§ KUTIPAN TEKS:
Tambahan Bukan Tambihun
Kejadian-Kejadian
Yang Dapat Menunjuki Kemuliaan Abuya
(disusun menurut
kepentingan bukan menurut urutan tahun)
antara
lain;
PENYUSUNAN STRUKTUR ORGANISASI DARUSSALAM
Pada
satu waktu sekitar awal tahun 1953 Abuya memanggil tokoh-tokoh masyarakat yang
mendukung Darussalam baik yang dekat ataupun yang jauh dan para guru-guru yang
ada di Darussalam beserta murid-murid bustan untuk menghadiri sebuah majelis
yang diadakan di ruangan Bustanul Muhaqqiqin. Setelah para hadirin lengkap
hadir seluruhnya, lalu Abuya membuka majelis dengan ummul qur’an. Dan Abuya menamakan
majelis ini dengan :
سفينة السلام والنجاح
Sehingga
saya menamakan satu pengajian di Medan dan sekitarnya dengan nama safinatussalamah.
Setelah Abuya menyampaikan maksud dan tujuan majelis ini dengan rinci, lalu Abuya
menyerahkan kepada para hadirin untuk dapat menyusun struktur organisasi Darussalam.
Seterusnya Abuya meninggalkan majelis, dan majelis mulai menyusun dan
menetapkan struktur organisasi, yang terdiri dari :
a.
Pimpinan
Tertinggi Darussalam : AbuyaSyekh H. Muhammad Waly Al Khalidi
b.
Wakil
Pimpinan Darussalam : Tgk. Muhammad Yusuf Alami
c.
Sekretaris Darussalam
: Tgk. Idrus Abd. Ghani
d.
Ketua Dep.
Keamanan : Tgk. Keumala
e.
Ketua Dep.
Pendidikan : Tgk. Abdullah Tanoh Mirah
f.
Ketua Dep.

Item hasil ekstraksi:
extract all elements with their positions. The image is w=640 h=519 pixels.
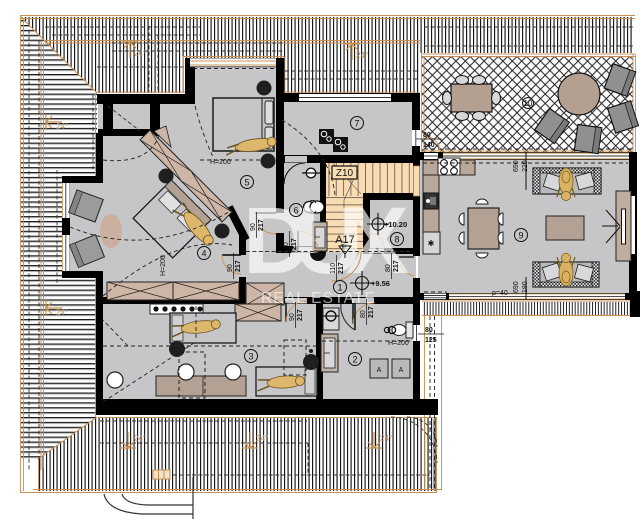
svg-text:24°: 24° bbox=[134, 434, 146, 443]
svg-text:24°: 24° bbox=[134, 49, 146, 58]
svg-text:217: 217 bbox=[291, 238, 298, 250]
svg-text:H=200: H=200 bbox=[388, 340, 409, 347]
svg-text:90: 90 bbox=[227, 264, 234, 272]
svg-text:A: A bbox=[377, 367, 382, 374]
svg-text:H=200: H=200 bbox=[210, 159, 231, 166]
svg-text:9: 9 bbox=[518, 231, 523, 241]
svg-text:80: 80 bbox=[360, 310, 367, 318]
svg-text:217: 217 bbox=[258, 219, 265, 231]
svg-text:690: 690 bbox=[513, 160, 520, 172]
svg-text:217: 217 bbox=[393, 260, 400, 272]
svg-text:217: 217 bbox=[297, 309, 304, 321]
svg-text:80: 80 bbox=[385, 264, 392, 272]
svg-text:+9.56: +9.56 bbox=[371, 279, 390, 288]
svg-text:REAL ESTATE: REAL ESTATE bbox=[261, 290, 379, 307]
svg-text:5: 5 bbox=[244, 178, 249, 188]
svg-text:3: 3 bbox=[248, 352, 253, 362]
svg-text:6: 6 bbox=[293, 206, 298, 216]
svg-text:p=40: p=40 bbox=[492, 290, 508, 297]
svg-text:24°: 24° bbox=[56, 122, 68, 131]
svg-text:90: 90 bbox=[289, 313, 296, 321]
svg-text:80: 80 bbox=[425, 327, 433, 334]
svg-text:80: 80 bbox=[283, 242, 290, 250]
svg-text:217: 217 bbox=[368, 306, 375, 318]
svg-text:✱: ✱ bbox=[428, 239, 435, 248]
svg-text:24°: 24° bbox=[356, 51, 368, 60]
svg-text:7: 7 bbox=[354, 119, 359, 129]
svg-text:125: 125 bbox=[425, 337, 437, 344]
svg-text:690: 690 bbox=[513, 281, 520, 293]
svg-text:24°: 24° bbox=[380, 434, 392, 443]
svg-text:90: 90 bbox=[250, 223, 257, 231]
svg-text:2: 2 bbox=[352, 355, 357, 365]
svg-text:A17: A17 bbox=[335, 234, 355, 246]
svg-text:A: A bbox=[399, 367, 404, 374]
svg-text:24°: 24° bbox=[256, 434, 268, 443]
svg-text:10: 10 bbox=[524, 99, 533, 108]
svg-text:140: 140 bbox=[423, 142, 435, 149]
svg-text:80: 80 bbox=[423, 132, 431, 139]
svg-text:24°: 24° bbox=[56, 308, 68, 317]
svg-text:110: 110 bbox=[330, 263, 337, 274]
svg-text:217: 217 bbox=[338, 262, 345, 274]
svg-text:Z10: Z10 bbox=[336, 168, 354, 179]
svg-text:1: 1 bbox=[337, 283, 342, 293]
svg-text:8: 8 bbox=[394, 235, 399, 245]
svg-text:+10.20: +10.20 bbox=[384, 220, 407, 229]
svg-text:217: 217 bbox=[235, 260, 242, 272]
svg-text:4: 4 bbox=[201, 249, 206, 259]
svg-text:H=200: H=200 bbox=[160, 255, 167, 276]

§ TUGAS YANG DIKERJAKAN:
(1) Tuliskan kembali kutipan teks tentang struktur organisasi Darussalam, seluruhnya mulai dari "Setelah Abuya menyampaikan" hingga "struktur organisasi Darussalam.".
(2) Lanjutkan kutipan teks tentang struktur organisasi Darussalam dari titik terakhir yang tampak.

§ KELUARAN YANG DIHARAPKAN:
(1)
Setelah Abuya menyampaikan maksud dan tujuan majelis ini dengan rinci, lalu Abuya
menyerahkan kepada para hadirin untuk dapat menyusun struktur organisasi Darussalam.

(2)
P.U. : Tgk. Basyah Lhong
Pengamat Darussalam yang terdiri dari beberapa tokoh masyarakat, antara
lain :
1.
Tgk. Nyak
Diwan
2.
T. Ramli
Akasyah (Widana)
3.
Tgk. Adnan
Bakongan
4.
T. Usman
(Camat)
Dan didukung oleh beberapa orang tokoh lainnya. Sedangkan departemen
lain disempurnakan kemudian.
Setelah struktur organisasi dibentuk dan ditetapkan, lalu Abuya kembali
masuk ruangan majelis untuk mengesahkan keputusan majelis tersebut. Usaha ini
bertujuan unyuk mengangkat keberadaan Darussalam di tengah-tengah masyarakat
kaum muslimin.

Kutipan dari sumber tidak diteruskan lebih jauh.